--- Begin ---
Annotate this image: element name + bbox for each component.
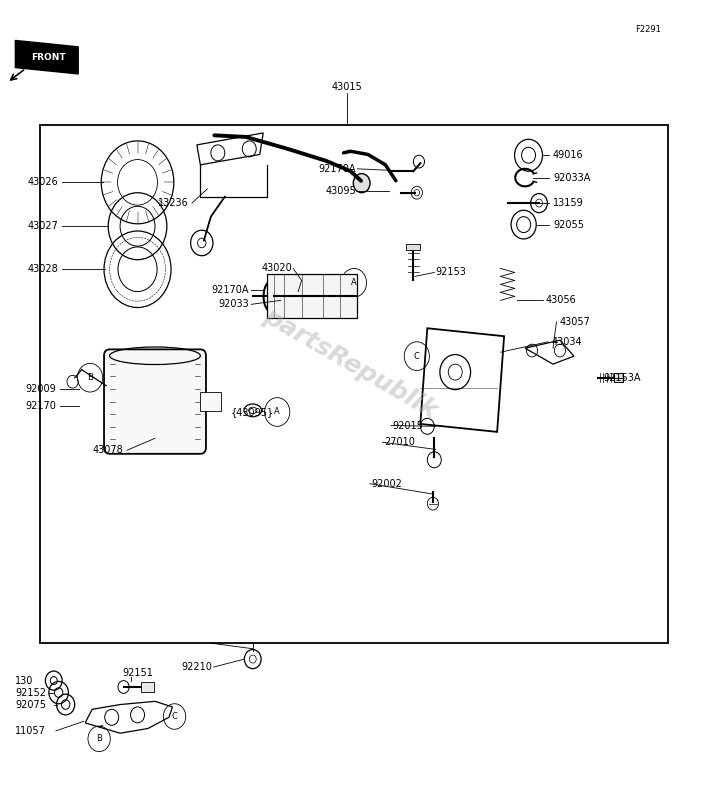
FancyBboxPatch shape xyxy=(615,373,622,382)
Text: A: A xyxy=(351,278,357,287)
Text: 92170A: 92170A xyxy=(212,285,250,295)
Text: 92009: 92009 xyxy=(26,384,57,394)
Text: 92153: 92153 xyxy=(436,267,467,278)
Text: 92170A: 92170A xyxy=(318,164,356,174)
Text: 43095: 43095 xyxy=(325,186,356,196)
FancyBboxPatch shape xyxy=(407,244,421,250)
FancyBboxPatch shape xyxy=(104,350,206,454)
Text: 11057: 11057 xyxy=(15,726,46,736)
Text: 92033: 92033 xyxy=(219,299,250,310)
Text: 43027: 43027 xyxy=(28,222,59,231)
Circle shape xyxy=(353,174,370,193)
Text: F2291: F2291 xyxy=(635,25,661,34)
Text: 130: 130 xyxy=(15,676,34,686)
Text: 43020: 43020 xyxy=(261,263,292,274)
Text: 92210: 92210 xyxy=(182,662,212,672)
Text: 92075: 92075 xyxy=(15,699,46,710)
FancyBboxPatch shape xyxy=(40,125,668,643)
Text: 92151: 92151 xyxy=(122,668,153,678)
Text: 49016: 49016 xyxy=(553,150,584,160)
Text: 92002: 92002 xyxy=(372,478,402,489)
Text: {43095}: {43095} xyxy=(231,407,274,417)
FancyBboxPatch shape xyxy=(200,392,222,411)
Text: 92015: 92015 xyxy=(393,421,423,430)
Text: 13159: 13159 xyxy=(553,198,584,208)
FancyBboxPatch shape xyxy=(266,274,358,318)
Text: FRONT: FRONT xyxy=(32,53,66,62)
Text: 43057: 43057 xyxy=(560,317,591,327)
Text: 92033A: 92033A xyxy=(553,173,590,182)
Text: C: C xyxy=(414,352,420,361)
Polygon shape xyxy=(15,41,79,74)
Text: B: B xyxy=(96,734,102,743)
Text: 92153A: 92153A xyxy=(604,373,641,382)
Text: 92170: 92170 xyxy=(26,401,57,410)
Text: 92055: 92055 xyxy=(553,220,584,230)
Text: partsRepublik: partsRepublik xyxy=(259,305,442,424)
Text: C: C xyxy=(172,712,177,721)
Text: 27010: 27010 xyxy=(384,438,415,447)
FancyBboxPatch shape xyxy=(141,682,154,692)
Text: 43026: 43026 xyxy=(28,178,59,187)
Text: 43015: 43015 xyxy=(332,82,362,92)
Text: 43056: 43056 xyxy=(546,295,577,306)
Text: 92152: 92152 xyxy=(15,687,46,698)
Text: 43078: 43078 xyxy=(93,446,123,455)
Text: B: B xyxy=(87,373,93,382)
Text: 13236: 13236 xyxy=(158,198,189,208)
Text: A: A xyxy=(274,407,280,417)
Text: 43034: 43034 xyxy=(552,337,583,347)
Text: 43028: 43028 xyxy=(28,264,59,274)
--- End ---
--- Begin ---
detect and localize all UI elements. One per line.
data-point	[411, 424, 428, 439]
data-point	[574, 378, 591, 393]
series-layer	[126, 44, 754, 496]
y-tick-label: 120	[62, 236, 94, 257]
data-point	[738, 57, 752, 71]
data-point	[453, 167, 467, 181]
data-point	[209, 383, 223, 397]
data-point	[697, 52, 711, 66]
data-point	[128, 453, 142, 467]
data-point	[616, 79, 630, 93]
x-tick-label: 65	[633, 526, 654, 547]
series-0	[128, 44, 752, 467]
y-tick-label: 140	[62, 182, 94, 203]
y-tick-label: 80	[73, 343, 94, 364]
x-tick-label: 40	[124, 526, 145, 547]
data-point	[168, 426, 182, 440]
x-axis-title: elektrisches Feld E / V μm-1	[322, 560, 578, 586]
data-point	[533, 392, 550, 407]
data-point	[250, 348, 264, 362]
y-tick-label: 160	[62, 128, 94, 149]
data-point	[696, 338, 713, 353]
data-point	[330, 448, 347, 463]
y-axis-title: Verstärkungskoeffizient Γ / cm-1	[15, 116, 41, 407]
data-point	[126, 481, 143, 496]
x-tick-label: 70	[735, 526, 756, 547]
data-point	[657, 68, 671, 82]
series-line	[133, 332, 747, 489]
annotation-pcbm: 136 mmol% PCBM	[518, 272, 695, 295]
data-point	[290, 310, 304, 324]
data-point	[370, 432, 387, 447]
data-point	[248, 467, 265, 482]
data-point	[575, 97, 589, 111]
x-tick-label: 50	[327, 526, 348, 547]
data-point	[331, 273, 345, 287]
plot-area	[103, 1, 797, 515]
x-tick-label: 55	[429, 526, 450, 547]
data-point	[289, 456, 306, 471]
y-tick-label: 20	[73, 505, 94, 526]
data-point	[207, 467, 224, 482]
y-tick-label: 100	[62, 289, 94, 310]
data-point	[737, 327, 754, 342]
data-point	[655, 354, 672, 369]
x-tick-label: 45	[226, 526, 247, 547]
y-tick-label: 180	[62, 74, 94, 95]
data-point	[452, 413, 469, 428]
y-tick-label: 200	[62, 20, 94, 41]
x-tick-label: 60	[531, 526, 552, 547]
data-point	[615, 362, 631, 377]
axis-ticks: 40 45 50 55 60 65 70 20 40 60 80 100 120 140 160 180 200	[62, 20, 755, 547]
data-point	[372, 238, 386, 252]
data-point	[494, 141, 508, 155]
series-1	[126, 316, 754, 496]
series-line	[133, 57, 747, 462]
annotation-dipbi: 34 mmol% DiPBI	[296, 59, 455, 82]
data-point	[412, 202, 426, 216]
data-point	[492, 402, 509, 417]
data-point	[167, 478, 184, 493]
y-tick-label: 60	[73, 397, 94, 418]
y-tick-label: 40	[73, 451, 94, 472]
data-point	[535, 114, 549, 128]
--- End ---
*What you should do*: Rewrite the part of the listing that opens with the line containing "detect and localize" and closes with the line containing "478, 184, 493]", changing "series-line" to "trend-line" and leaving everything else unchanged.

*Solved problem*:
detect and localize all UI elements. One per line.
data-point	[411, 424, 428, 439]
data-point	[574, 378, 591, 393]
series-layer	[126, 44, 754, 496]
y-tick-label: 120	[62, 236, 94, 257]
data-point	[738, 57, 752, 71]
data-point	[453, 167, 467, 181]
data-point	[209, 383, 223, 397]
data-point	[697, 52, 711, 66]
data-point	[128, 453, 142, 467]
data-point	[616, 79, 630, 93]
x-tick-label: 65	[633, 526, 654, 547]
series-0	[128, 44, 752, 467]
y-tick-label: 140	[62, 182, 94, 203]
y-tick-label: 80	[73, 343, 94, 364]
x-tick-label: 40	[124, 526, 145, 547]
data-point	[168, 426, 182, 440]
x-axis-title: elektrisches Feld E / V μm-1	[322, 560, 578, 586]
data-point	[533, 392, 550, 407]
data-point	[250, 348, 264, 362]
y-tick-label: 160	[62, 128, 94, 149]
data-point	[696, 338, 713, 353]
data-point	[330, 448, 347, 463]
y-axis-title: Verstärkungskoeffizient Γ / cm-1	[15, 116, 41, 407]
data-point	[126, 481, 143, 496]
x-tick-label: 70	[735, 526, 756, 547]
data-point	[657, 68, 671, 82]
trend-line	[133, 332, 747, 489]
annotation-pcbm: 136 mmol% PCBM	[518, 272, 695, 295]
data-point	[290, 310, 304, 324]
data-point	[370, 432, 387, 447]
data-point	[248, 467, 265, 482]
data-point	[575, 97, 589, 111]
x-tick-label: 50	[327, 526, 348, 547]
data-point	[331, 273, 345, 287]
plot-area	[103, 1, 797, 515]
x-tick-label: 55	[429, 526, 450, 547]
data-point	[289, 456, 306, 471]
y-tick-label: 20	[73, 505, 94, 526]
data-point	[207, 467, 224, 482]
y-tick-label: 100	[62, 289, 94, 310]
data-point	[737, 327, 754, 342]
data-point	[655, 354, 672, 369]
x-tick-label: 45	[226, 526, 247, 547]
y-tick-label: 180	[62, 74, 94, 95]
data-point	[452, 413, 469, 428]
y-tick-label: 200	[62, 20, 94, 41]
x-tick-label: 60	[531, 526, 552, 547]
data-point	[615, 362, 631, 377]
axis-ticks: 40 45 50 55 60 65 70 20 40 60 80 100 120 140 160 180 200	[62, 20, 755, 547]
data-point	[372, 238, 386, 252]
data-point	[494, 141, 508, 155]
series-1	[126, 316, 754, 496]
trend-line	[133, 57, 747, 462]
annotation-dipbi: 34 mmol% DiPBI	[296, 59, 455, 82]
data-point	[412, 202, 426, 216]
data-point	[492, 402, 509, 417]
data-point	[167, 478, 184, 493]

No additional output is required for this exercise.